▸ **What you need to do**
Report only the number of lines in this material that include the string "ylabel".

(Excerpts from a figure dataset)

• • • •

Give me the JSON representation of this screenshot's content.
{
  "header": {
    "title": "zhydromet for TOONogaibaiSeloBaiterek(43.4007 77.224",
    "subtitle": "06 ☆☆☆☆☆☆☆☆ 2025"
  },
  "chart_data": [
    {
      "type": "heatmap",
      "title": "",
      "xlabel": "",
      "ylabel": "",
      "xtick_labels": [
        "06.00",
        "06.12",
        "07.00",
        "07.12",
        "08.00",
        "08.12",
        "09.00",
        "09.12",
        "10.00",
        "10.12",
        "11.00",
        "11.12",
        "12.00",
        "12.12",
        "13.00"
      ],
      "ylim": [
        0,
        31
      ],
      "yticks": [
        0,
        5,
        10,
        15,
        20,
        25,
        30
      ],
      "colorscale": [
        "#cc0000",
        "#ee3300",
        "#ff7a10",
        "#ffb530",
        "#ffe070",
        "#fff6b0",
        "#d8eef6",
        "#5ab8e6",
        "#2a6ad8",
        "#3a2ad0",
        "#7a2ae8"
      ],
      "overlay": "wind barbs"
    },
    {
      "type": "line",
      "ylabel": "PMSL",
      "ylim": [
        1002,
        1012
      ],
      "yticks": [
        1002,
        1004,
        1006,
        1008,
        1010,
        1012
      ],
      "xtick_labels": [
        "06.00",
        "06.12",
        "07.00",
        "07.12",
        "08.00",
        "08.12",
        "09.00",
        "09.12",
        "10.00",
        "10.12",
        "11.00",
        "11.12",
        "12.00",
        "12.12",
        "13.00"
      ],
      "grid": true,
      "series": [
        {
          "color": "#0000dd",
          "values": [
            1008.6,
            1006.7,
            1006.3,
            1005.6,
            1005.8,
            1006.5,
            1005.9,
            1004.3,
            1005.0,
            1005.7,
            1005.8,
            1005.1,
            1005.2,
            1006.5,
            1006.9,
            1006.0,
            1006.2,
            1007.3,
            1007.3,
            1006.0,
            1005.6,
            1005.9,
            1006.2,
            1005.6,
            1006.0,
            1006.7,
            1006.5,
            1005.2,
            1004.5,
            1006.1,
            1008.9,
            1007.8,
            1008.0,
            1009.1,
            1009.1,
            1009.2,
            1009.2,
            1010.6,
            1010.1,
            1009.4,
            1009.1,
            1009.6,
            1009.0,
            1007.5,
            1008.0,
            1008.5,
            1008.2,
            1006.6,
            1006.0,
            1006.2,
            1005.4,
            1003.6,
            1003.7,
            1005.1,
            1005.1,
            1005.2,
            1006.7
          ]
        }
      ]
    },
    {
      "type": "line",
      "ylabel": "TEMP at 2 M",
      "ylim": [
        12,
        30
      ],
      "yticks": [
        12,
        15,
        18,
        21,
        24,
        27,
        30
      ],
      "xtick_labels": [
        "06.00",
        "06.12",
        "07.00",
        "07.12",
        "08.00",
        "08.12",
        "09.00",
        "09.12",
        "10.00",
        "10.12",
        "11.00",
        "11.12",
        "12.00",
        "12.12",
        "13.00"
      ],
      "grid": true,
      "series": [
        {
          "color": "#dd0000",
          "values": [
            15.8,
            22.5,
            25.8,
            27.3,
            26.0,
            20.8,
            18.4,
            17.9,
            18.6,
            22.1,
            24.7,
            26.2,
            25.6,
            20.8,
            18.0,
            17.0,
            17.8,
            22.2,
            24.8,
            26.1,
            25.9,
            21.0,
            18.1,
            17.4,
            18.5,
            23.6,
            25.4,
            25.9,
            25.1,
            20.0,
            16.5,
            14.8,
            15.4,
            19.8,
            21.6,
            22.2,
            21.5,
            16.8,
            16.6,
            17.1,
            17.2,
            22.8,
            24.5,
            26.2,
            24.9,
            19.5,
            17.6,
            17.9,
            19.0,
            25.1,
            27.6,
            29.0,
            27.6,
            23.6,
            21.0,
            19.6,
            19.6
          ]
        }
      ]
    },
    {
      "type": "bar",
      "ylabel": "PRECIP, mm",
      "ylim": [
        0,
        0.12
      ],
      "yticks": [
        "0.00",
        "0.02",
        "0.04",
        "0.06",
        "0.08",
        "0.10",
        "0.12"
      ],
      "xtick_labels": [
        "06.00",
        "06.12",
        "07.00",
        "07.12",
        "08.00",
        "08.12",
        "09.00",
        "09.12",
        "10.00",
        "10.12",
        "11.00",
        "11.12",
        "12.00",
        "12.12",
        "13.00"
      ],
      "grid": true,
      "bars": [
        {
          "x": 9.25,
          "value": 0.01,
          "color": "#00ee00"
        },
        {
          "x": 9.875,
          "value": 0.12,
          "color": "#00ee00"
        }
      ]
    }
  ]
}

• • • •

▸ **Output of the task**
4